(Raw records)
--- START ---

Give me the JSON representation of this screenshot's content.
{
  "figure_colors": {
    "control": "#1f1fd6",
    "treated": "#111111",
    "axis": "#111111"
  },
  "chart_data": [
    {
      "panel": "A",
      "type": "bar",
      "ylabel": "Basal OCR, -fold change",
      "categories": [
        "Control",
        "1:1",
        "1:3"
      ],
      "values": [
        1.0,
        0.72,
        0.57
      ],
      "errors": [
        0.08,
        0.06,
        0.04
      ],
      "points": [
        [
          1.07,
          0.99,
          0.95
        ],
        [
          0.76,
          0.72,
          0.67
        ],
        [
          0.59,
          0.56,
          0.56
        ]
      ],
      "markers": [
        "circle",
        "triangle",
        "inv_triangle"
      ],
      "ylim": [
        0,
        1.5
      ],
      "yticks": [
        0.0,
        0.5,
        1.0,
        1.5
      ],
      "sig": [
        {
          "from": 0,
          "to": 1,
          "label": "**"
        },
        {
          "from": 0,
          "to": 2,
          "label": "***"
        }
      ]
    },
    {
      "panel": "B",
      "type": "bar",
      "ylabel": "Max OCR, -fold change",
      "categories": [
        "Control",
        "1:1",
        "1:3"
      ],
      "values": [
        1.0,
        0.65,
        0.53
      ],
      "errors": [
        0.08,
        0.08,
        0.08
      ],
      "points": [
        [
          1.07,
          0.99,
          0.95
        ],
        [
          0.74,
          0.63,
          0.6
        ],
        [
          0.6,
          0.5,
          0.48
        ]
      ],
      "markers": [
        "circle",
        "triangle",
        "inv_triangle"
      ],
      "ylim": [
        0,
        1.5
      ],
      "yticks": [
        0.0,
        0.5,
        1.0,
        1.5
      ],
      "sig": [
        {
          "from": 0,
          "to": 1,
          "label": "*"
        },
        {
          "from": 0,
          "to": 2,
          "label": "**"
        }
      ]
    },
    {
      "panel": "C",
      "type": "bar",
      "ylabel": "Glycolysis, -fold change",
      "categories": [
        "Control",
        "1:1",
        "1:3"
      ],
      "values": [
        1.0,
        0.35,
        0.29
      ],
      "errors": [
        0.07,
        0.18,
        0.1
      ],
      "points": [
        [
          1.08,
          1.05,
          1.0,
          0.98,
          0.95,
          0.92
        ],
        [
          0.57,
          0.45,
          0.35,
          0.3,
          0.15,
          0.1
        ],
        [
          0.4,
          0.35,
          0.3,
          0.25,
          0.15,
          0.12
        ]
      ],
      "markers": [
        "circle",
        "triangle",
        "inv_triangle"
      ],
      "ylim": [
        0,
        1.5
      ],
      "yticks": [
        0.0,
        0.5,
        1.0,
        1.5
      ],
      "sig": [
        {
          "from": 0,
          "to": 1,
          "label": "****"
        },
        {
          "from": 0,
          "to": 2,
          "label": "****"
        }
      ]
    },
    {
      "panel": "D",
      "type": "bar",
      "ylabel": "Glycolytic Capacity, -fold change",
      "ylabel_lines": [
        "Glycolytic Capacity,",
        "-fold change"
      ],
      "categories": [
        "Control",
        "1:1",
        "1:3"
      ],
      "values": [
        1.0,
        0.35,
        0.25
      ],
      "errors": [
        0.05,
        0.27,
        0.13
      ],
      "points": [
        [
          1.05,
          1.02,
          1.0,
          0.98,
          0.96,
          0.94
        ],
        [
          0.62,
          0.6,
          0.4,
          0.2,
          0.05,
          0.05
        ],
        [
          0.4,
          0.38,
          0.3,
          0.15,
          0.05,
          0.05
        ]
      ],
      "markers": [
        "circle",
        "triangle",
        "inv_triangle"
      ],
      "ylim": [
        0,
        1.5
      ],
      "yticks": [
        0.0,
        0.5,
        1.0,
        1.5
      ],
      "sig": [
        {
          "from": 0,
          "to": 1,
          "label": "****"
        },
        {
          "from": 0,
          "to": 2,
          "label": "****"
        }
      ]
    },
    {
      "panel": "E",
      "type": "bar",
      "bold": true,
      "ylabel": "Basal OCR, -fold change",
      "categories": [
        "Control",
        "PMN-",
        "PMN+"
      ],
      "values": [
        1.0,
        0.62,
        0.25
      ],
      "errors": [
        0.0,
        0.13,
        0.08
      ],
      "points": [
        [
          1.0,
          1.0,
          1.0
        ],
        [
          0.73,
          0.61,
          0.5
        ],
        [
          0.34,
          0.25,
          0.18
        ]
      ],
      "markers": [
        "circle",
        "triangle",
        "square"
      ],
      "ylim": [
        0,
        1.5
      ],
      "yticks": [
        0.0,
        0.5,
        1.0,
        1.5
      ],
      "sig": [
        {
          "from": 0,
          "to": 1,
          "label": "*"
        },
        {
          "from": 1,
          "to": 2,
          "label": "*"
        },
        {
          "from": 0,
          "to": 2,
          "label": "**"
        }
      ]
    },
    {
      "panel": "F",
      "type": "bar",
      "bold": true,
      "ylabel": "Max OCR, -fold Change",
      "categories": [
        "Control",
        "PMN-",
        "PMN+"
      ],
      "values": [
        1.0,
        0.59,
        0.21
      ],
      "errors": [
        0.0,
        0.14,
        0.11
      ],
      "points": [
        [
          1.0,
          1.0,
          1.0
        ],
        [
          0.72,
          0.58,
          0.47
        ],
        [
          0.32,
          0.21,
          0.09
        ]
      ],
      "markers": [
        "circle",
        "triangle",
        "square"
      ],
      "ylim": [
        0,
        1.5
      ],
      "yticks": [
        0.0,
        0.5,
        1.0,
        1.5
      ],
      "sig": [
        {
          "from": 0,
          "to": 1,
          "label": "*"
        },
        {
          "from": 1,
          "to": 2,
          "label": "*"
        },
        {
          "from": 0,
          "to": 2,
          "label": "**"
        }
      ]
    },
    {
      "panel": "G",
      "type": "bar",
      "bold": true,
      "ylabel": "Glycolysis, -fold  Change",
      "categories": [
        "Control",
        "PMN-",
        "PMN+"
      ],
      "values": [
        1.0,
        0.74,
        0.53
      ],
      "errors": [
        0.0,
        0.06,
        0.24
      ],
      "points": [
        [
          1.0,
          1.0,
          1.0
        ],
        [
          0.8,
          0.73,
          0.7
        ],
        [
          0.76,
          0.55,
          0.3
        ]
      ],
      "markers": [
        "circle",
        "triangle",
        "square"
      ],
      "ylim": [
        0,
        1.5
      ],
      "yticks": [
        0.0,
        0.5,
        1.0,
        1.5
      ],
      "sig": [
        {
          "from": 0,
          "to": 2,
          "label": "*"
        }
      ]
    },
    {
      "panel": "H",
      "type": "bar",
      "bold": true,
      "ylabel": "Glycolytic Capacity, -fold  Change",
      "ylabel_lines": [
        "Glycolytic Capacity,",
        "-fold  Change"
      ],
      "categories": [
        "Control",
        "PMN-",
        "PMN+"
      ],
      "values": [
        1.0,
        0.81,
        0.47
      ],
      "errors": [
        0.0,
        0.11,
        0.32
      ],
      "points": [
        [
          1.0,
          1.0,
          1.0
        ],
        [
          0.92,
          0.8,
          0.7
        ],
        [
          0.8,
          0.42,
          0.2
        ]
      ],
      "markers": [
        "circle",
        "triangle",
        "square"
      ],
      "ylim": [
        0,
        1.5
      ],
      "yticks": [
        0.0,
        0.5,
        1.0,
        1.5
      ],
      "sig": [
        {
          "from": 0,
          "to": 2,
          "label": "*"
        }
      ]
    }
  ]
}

--- END ---

Goal:
In the listing, find each line with the string "panel" and copy it.

Answer for this exercise:
      "panel": "A",
      "panel": "B",
      "panel": "C",
      "panel": "D",
      "panel": "E",
      "panel": "F",
      "panel": "G",
      "panel": "H",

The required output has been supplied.